§ **RECORDS SUPPLIED**:
----

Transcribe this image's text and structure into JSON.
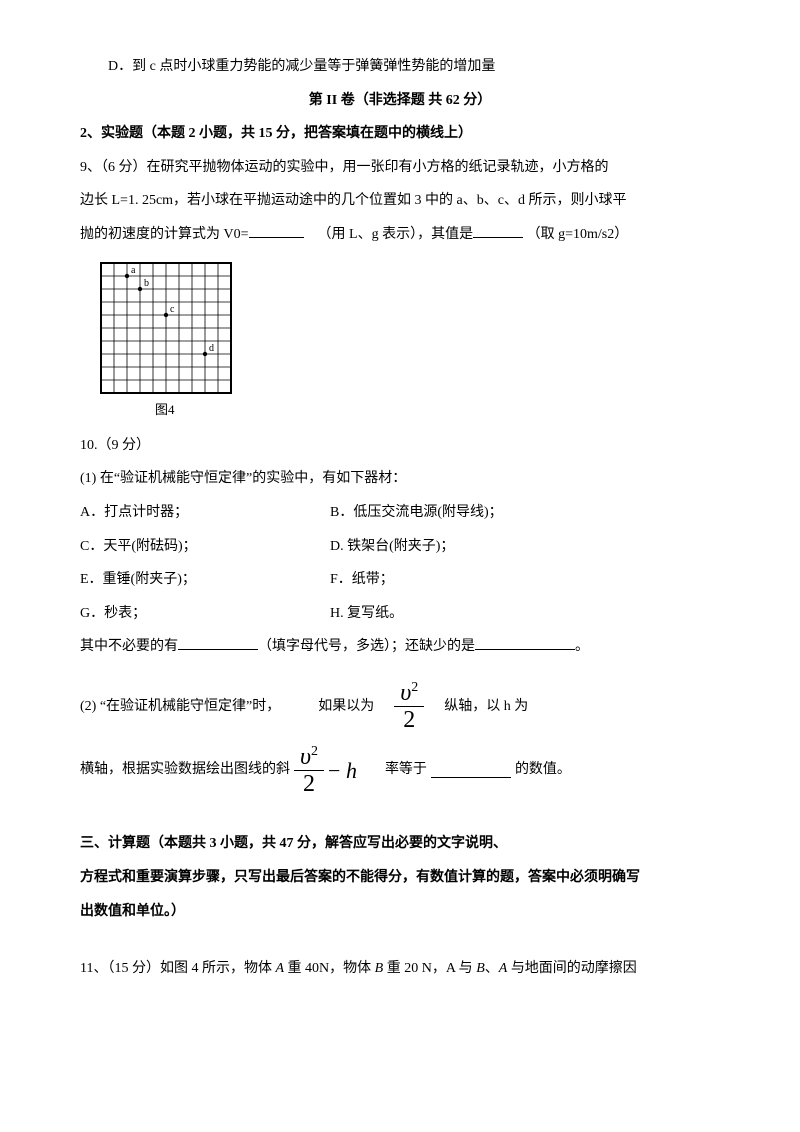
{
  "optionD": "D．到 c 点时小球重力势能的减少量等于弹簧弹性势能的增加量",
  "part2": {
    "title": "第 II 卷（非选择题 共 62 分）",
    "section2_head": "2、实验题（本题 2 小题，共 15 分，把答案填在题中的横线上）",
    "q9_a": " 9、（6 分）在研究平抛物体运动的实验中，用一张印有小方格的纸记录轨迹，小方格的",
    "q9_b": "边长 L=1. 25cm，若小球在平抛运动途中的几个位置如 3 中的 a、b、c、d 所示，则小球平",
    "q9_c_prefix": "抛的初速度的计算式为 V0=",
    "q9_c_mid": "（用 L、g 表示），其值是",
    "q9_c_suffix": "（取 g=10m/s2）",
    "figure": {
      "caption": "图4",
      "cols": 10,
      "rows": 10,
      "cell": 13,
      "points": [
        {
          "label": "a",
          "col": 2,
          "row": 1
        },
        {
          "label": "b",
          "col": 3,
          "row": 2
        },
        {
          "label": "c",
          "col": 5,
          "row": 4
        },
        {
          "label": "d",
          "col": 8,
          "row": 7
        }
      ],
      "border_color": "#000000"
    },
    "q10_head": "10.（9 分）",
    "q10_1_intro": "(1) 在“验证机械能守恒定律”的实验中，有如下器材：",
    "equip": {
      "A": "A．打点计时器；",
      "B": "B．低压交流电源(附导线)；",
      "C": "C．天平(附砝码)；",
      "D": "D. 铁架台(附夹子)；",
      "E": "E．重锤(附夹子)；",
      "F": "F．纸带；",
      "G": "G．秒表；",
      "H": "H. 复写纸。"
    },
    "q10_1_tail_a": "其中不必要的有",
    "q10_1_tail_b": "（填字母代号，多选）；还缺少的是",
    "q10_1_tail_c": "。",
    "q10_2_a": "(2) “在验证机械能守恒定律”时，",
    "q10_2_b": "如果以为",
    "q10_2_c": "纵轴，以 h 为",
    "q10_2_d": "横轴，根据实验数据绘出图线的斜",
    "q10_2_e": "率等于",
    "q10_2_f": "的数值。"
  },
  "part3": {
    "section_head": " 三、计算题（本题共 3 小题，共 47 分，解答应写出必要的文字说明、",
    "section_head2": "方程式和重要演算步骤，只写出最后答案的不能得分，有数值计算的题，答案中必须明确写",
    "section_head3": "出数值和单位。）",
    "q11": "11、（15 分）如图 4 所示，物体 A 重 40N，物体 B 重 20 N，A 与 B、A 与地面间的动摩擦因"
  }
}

----

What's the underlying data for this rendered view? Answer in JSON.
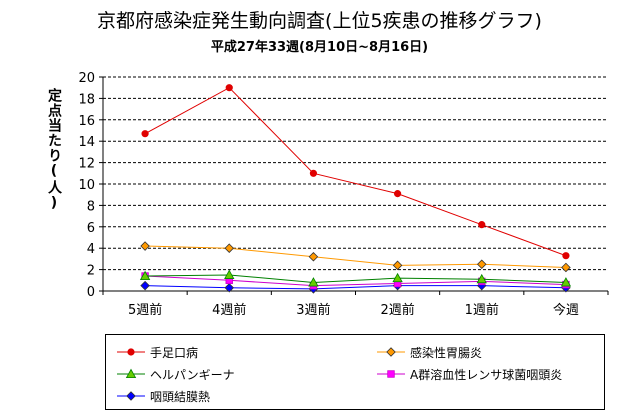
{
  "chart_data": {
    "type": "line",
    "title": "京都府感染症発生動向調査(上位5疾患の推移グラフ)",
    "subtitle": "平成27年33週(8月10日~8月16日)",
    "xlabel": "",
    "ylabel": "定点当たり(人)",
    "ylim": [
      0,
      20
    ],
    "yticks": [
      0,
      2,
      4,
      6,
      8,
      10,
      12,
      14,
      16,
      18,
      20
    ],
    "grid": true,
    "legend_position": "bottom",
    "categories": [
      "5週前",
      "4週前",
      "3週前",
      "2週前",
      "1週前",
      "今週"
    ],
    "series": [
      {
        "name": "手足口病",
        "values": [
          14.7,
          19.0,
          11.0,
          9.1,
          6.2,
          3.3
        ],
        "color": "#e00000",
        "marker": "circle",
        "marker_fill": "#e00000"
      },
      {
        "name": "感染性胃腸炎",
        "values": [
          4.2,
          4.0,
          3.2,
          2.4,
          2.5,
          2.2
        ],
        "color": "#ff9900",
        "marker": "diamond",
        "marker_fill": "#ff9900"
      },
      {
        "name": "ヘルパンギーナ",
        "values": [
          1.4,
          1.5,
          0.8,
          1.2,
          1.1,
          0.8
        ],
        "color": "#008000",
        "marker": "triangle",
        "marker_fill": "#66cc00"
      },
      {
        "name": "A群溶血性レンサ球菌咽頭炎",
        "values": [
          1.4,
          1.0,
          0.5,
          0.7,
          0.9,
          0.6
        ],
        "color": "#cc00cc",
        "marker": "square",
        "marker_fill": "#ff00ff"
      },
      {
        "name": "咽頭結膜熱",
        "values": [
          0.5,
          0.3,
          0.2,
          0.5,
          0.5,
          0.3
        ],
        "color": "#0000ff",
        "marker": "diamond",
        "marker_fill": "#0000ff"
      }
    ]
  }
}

----

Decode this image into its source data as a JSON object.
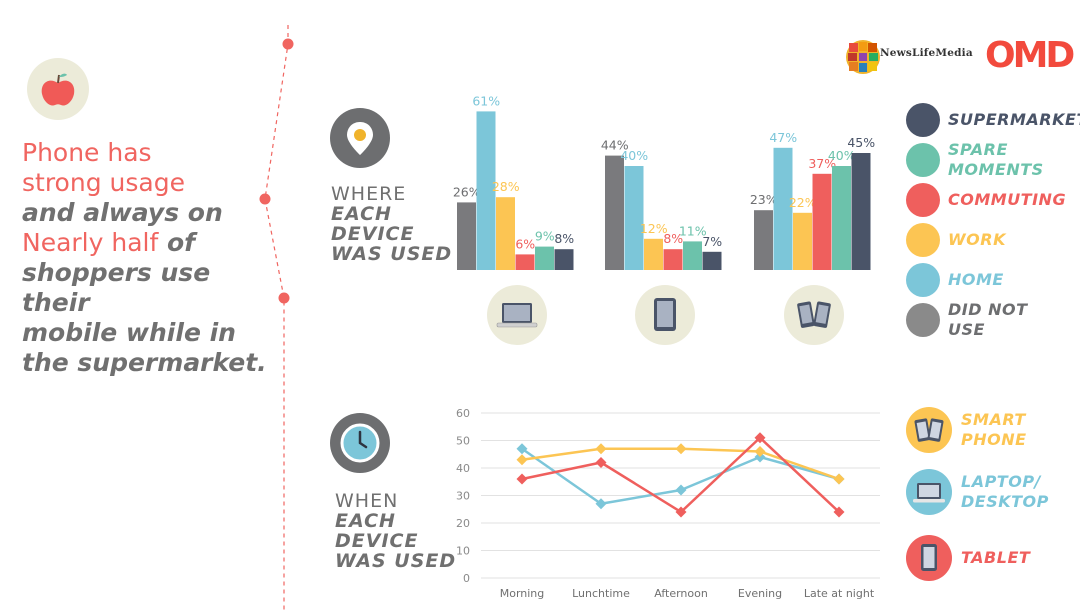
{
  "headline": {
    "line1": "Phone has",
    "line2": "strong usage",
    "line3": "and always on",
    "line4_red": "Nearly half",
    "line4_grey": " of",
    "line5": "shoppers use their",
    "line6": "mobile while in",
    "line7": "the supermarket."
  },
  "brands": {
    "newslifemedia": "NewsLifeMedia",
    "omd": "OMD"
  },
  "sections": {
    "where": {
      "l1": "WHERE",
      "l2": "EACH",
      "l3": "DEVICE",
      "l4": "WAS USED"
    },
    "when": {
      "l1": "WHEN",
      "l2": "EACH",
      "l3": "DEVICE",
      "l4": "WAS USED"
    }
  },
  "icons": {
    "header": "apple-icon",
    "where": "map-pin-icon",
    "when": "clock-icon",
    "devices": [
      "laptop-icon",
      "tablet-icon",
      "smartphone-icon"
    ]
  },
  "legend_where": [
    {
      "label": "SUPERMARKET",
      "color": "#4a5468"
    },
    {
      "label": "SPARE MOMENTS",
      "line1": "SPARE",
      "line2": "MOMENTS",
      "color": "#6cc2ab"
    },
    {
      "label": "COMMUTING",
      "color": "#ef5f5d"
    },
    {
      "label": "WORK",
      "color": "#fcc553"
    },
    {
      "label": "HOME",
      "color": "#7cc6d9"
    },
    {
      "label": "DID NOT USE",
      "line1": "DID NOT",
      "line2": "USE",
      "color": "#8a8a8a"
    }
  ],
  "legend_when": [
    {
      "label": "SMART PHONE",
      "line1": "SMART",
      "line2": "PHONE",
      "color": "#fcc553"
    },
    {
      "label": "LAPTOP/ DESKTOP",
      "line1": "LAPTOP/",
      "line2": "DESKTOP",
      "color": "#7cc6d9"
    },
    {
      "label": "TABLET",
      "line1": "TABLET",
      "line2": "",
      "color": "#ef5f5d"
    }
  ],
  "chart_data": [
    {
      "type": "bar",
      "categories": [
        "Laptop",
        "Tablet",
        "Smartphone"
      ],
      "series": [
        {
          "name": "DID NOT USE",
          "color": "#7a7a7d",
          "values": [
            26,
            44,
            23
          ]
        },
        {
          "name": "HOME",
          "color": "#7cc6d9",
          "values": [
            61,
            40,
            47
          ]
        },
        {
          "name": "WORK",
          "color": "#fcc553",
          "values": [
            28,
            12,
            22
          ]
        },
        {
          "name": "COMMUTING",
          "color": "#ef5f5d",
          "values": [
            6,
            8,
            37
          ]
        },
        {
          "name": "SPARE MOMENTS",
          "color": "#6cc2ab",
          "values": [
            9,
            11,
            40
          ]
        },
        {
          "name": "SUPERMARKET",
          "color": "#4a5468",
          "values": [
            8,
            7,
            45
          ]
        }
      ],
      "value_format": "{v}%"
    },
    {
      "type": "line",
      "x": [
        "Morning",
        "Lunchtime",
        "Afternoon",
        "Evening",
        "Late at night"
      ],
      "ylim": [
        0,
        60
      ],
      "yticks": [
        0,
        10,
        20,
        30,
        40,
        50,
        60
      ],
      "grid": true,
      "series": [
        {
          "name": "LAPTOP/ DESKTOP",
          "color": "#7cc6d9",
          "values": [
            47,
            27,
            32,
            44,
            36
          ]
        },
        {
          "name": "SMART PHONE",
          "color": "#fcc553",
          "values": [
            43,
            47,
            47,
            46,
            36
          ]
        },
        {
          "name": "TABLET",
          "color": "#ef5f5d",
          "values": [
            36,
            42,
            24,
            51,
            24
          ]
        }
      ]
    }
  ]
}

----

§ **WHAT TO PRODUCE**:
Which lines hold the word "SPARE"? Show each one.

§ **WRITTEN RESPONSE**:
      "label": "SPARE MOMENTS",
      "line1": "SPARE",
          "name": "SPARE MOMENTS",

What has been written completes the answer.